• WORK TO COMPLETE
Will you output all of the data below exactly, omitting the images?

[A run of records]
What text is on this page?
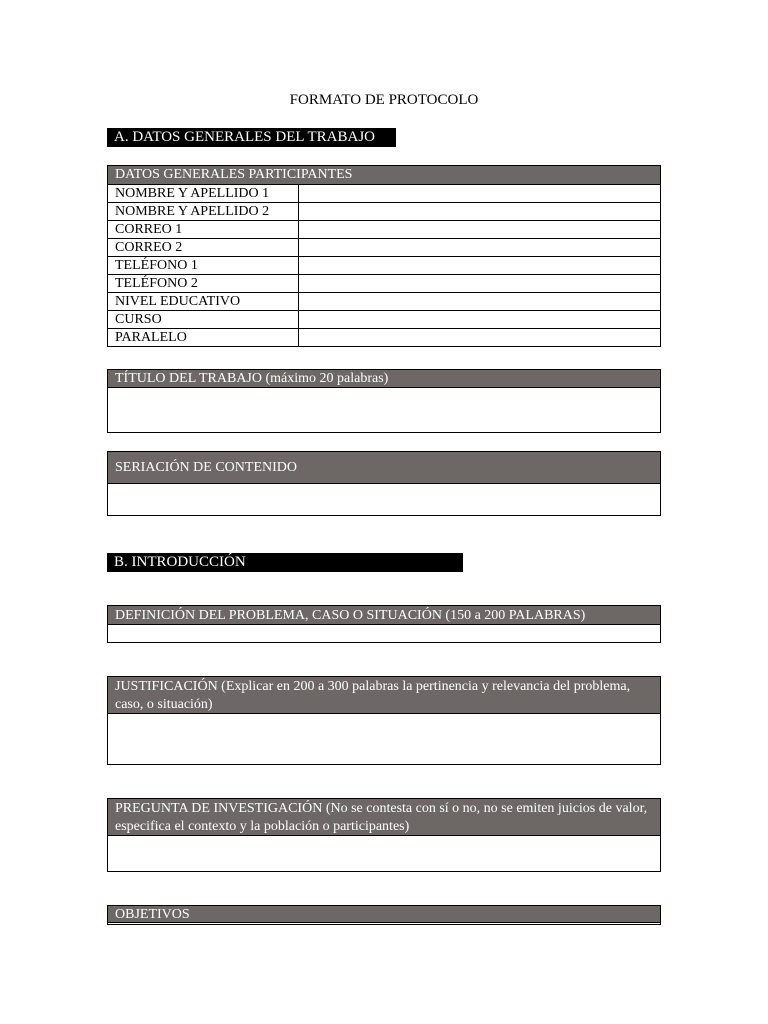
FORMATO DE PROTOCOLO
A. DATOS GENERALES DEL TRABAJO
DATOS GENERALES PARTICIPANTES
NOMBRE Y APELLIDO 1	
NOMBRE Y APELLIDO 2	
CORREO 1	
CORREO 2	
TELÉFONO 1	
TELÉFONO 2	
NIVEL EDUCATIVO	
CURSO	
PARALELO	
TÍTULO DEL TRABAJO (máximo 20 palabras)
SERIACIÓN DE CONTENIDO
B. INTRODUCCIÓN
DEFINICIÓN DEL PROBLEMA, CASO O SITUACIÓN (150 a 200 PALABRAS)
JUSTIFICACIÓN (Explicar en 200 a 300 palabras la pertinencia y relevancia del problema, caso, o situación)
PREGUNTA DE INVESTIGACIÓN (No se contesta con sí o no, no se emiten juicios de valor, especifica el contexto y la población o participantes)
OBJETIVOS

• SOLUTION TO THE PROBLEM
What text is on this page?
FORMATO DE PROTOCOLO
A. DATOS GENERALES DEL TRABAJO
DATOS GENERALES PARTICIPANTES
NOMBRE Y APELLIDO 1	
NOMBRE Y APELLIDO 2	
CORREO 1	
CORREO 2	
TELÉFONO 1	
TELÉFONO 2	
NIVEL EDUCATIVO	
CURSO	
PARALELO	
TÍTULO DEL TRABAJO (máximo 20 palabras)
SERIACIÓN DE CONTENIDO
B. INTRODUCCIÓN
DEFINICIÓN DEL PROBLEMA, CASO O SITUACIÓN (150 a 200 PALABRAS)
JUSTIFICACIÓN (Explicar en 200 a 300 palabras la pertinencia y relevancia del problema, caso, o situación)
PREGUNTA DE INVESTIGACIÓN (No se contesta con sí o no, no se emiten juicios de valor, especifica el contexto y la población o participantes)
OBJETIVOS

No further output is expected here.